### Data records
##########

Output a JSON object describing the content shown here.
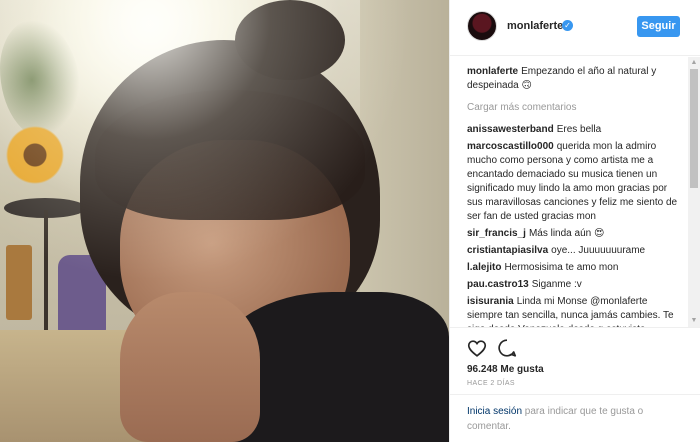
{
  "header": {
    "username": "monlaferte",
    "verified_glyph": "✓",
    "follow_label": "Seguir"
  },
  "caption": {
    "author": "monlaferte",
    "text": "Empezando el año al natural y despeinada 🙃"
  },
  "load_more_label": "Cargar más comentarios",
  "comments": [
    {
      "author": "anissawesterband",
      "text": "Eres bella"
    },
    {
      "author": "marcoscastillo000",
      "text": "querida mon la admiro mucho como persona y como artista me a encantado demaciado su musica tienen un significado muy lindo la amo mon gracias por sus maravillosas canciones y feliz me siento de ser fan de usted gracias mon"
    },
    {
      "author": "sir_francis_j",
      "text": "Más linda aún 😍"
    },
    {
      "author": "cristiantapiasilva",
      "text": "oye... Juuuuuuurame"
    },
    {
      "author": "l.alejito",
      "text": "Hermosisima te amo mon"
    },
    {
      "author": "pau.castro13",
      "text": "Siganme :v"
    },
    {
      "author": "isisurania",
      "text": "Linda mi Monse @monlaferte siempre tan sencilla, nunca jamás cambies. Te sigo desde Venezuela desde q estuviste"
    }
  ],
  "actions": {
    "like_icon": "heart-icon",
    "comment_icon": "comment-icon",
    "likes_text": "96.248 Me gusta",
    "time_text": "HACE 2 DÍAS"
  },
  "login": {
    "link_text": "Inicia sesión",
    "rest_text": " para indicar que te gusta o comentar."
  },
  "colors": {
    "accent": "#3897f0",
    "text": "#262626",
    "muted": "#999999",
    "link": "#003569"
  }
}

##########

### TASK BRIEF
Transcribe the records above exactly, omitting every picture they contain.

### SOLUTION FOR THIS TASK
Output a JSON object describing the content shown here.
{
  "header": {
    "username": "monlaferte",
    "verified_glyph": "✓",
    "follow_label": "Seguir"
  },
  "caption": {
    "author": "monlaferte",
    "text": "Empezando el año al natural y despeinada 🙃"
  },
  "load_more_label": "Cargar más comentarios",
  "comments": [
    {
      "author": "anissawesterband",
      "text": "Eres bella"
    },
    {
      "author": "marcoscastillo000",
      "text": "querida mon la admiro mucho como persona y como artista me a encantado demaciado su musica tienen un significado muy lindo la amo mon gracias por sus maravillosas canciones y feliz me siento de ser fan de usted gracias mon"
    },
    {
      "author": "sir_francis_j",
      "text": "Más linda aún 😍"
    },
    {
      "author": "cristiantapiasilva",
      "text": "oye... Juuuuuuurame"
    },
    {
      "author": "l.alejito",
      "text": "Hermosisima te amo mon"
    },
    {
      "author": "pau.castro13",
      "text": "Siganme :v"
    },
    {
      "author": "isisurania",
      "text": "Linda mi Monse @monlaferte siempre tan sencilla, nunca jamás cambies. Te sigo desde Venezuela desde q estuviste"
    }
  ],
  "actions": {
    "like_icon": "heart-icon",
    "comment_icon": "comment-icon",
    "likes_text": "96.248 Me gusta",
    "time_text": "HACE 2 DÍAS"
  },
  "login": {
    "link_text": "Inicia sesión",
    "rest_text": " para indicar que te gusta o comentar."
  },
  "colors": {
    "accent": "#3897f0",
    "text": "#262626",
    "muted": "#999999",
    "link": "#003569"
  }
}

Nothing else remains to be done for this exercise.